▶ [STATED EXERCISE 1] In the Fermilab profile, what is the dollar value of the SQMS Center initiative?
▶ [STATED EXERCISE 2] Transcribe from the records the part that opens with the line containing "app-icon: SE (8, 7, 25, 24)" and closes with the line containing "chevron-down-icon (214, 148, 228, 156)", both lines included.

▶ [SUPPLIED PASSAGE]
━━━━━━━━

Government

Fermi National Accelerator Laboratory

Superconducting Private Government Lab Batavia, IL, USA
Founded 1967 fnal.gov ↗

Overview

Fermi National Accelerator Laboratory (Fermilab) is a U.S. Department of Energy national laboratory managed by the Fermi Research Alliance (a partnership between the University of Chicago and Universities Research Association). While not a commercial quantum computing company, Fermilab is one of the most consequential quantum research nodes in North America, anchored by its leadership of the DOE's Superconducting Quantum Materials and Systems (SQMS) Center — a $115 million, multi-year national quantum initiative established in 2020 under the National Quantum Initiative Act. SQMS unites over 20 partner institutions, including Argonne National Laboratory, SLAC, NASA, and multiple universities and industry partners, in a coordinated push to extend superconducting qubit coherence times and build fault-tolerant quantum systems.

Fermilab's core technology thesis is that its decades of expertise in superconducting radio-frequency (SRF) cavity engineering — originally developed for particle accelerators — translates directly into breakthroughs in qubit coherence. SRF cavities, capable of sustaining electromagnetic fields with extraordinarily low loss, are being repurposed as long-lived quantum memory elements. The lab's approach centers on 3D superconducting cavities (bosonic qubits) as high-coherence quantum memory, coupled with transmon-style ancilla qubits for control, a architecture sometimes described as the 'cavity-transmon' or cQED approach. This is technically distinct from planar transmon arrays pursued by IBM and Google, and potentially offers a route to longer coherence without scaling to thousands of physical qubits per logical qubit.

━━━━━━━━

▶ [RECORDS FOR THE TASK]
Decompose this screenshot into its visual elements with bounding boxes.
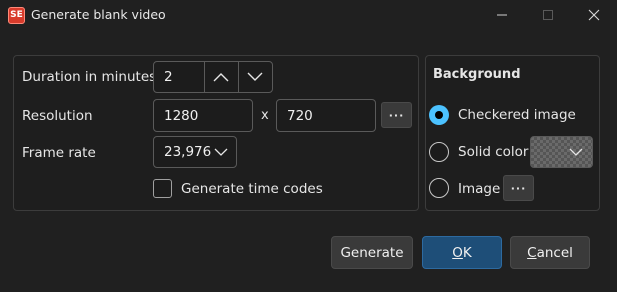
app-icon: SE (8, 7, 25, 24)
checkered-image-label[interactable]: Checkered image (458, 107, 576, 123)
resolution-label: Resolution (22, 108, 93, 124)
cancel-button[interactable]: Cancel (510, 236, 590, 269)
maximize-button (525, 0, 571, 30)
duration-label: Duration in minutes (22, 69, 157, 85)
maximize-icon (543, 10, 553, 20)
cancel-button-label: Cancel (527, 244, 573, 261)
minimize-icon (497, 14, 507, 16)
more-icon: ··· (510, 181, 527, 195)
duration-decrease-button[interactable] (237, 62, 272, 92)
image-browse-button[interactable]: ··· (503, 175, 534, 201)
frame-rate-value: 23,976 (164, 144, 212, 160)
resolution-pick-button[interactable]: ··· (381, 102, 412, 128)
image-label[interactable]: Image (458, 181, 500, 197)
checkered-image-radio[interactable] (429, 105, 449, 125)
chevron-up-icon (213, 73, 229, 82)
ok-button[interactable]: OK (422, 236, 502, 269)
chevron-down-icon (214, 148, 228, 156)
resolution-height-input[interactable]: 720 (276, 99, 376, 132)
duration-increase-button[interactable] (203, 62, 238, 92)
close-icon (588, 9, 600, 21)
time-codes-checkbox[interactable] (153, 179, 172, 198)
solid-color-radio[interactable] (429, 142, 449, 162)
resolution-separator: x (261, 108, 269, 123)
duration-value[interactable]: 2 (154, 69, 204, 85)
image-radio[interactable] (429, 178, 449, 198)
generate-button[interactable]: Generate (331, 236, 413, 269)
resolution-width-input[interactable]: 1280 (153, 99, 253, 132)
minimize-button[interactable] (479, 0, 525, 30)
time-codes-label[interactable]: Generate time codes (181, 181, 323, 197)
chevron-down-icon (247, 72, 263, 81)
more-icon: ··· (388, 108, 405, 122)
ok-button-label: OK (452, 244, 472, 261)
chevron-down-icon (569, 148, 583, 156)
frame-rate-label: Frame rate (22, 145, 96, 161)
duration-spinner[interactable]: 2 (153, 61, 273, 93)
solid-color-label[interactable]: Solid color (458, 144, 528, 160)
close-button[interactable] (571, 0, 617, 30)
frame-rate-dropdown[interactable]: 23,976 (153, 136, 237, 168)
background-title: Background (433, 67, 521, 82)
color-picker-dropdown[interactable] (530, 136, 593, 168)
window-title: Generate blank video (31, 7, 166, 22)
generate-button-label: Generate (340, 244, 404, 261)
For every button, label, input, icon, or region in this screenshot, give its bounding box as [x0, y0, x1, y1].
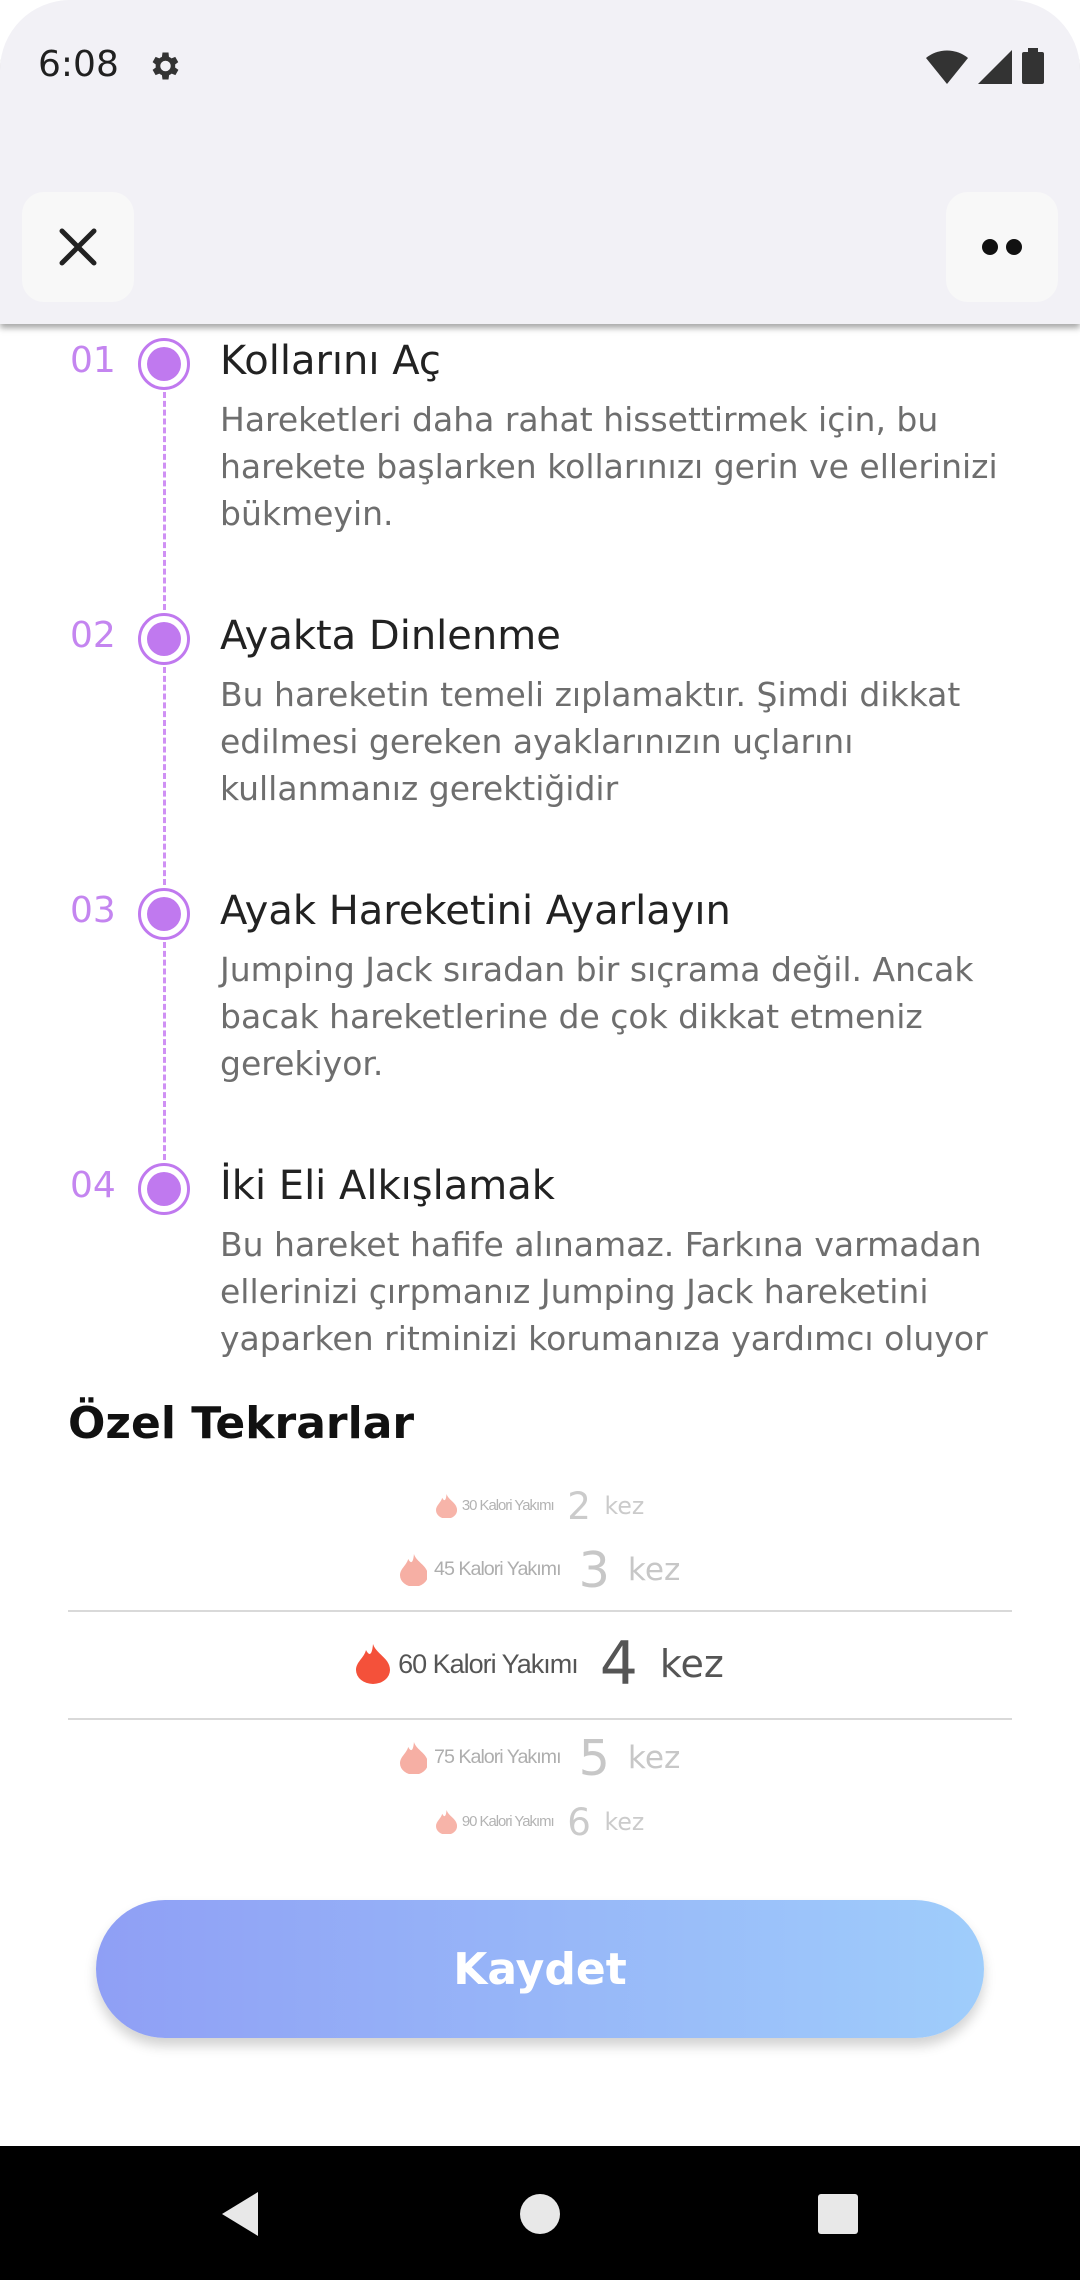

━━━━━━━━

▶ [FINAL RESULT 1] $115 million.

▶ [FINAL RESULT 2]
app-icon: SE (8, 7, 25, 24)
checkered-image-label[interactable]: Checkered image (458, 107, 576, 123)
resolution-label: Resolution (22, 108, 93, 124)
cancel-button[interactable]: Cancel (510, 236, 590, 269)
maximize-button (525, 0, 571, 30)
duration-label: Duration in minutes (22, 69, 157, 85)
maximize-icon (543, 10, 553, 20)
cancel-button-label: Cancel (527, 244, 573, 261)
minimize-icon (497, 14, 507, 16)
more-icon: ··· (510, 181, 527, 195)
duration-decrease-button[interactable] (237, 62, 272, 92)
image-browse-button[interactable]: ··· (503, 175, 534, 201)
frame-rate-value: 23,976 (164, 144, 212, 160)
resolution-pick-button[interactable]: ··· (381, 102, 412, 128)
image-label[interactable]: Image (458, 181, 500, 197)
checkered-image-radio[interactable] (429, 105, 449, 125)
chevron-up-icon (213, 73, 229, 82)
ok-button[interactable]: OK (422, 236, 502, 269)
chevron-down-icon (214, 148, 228, 156)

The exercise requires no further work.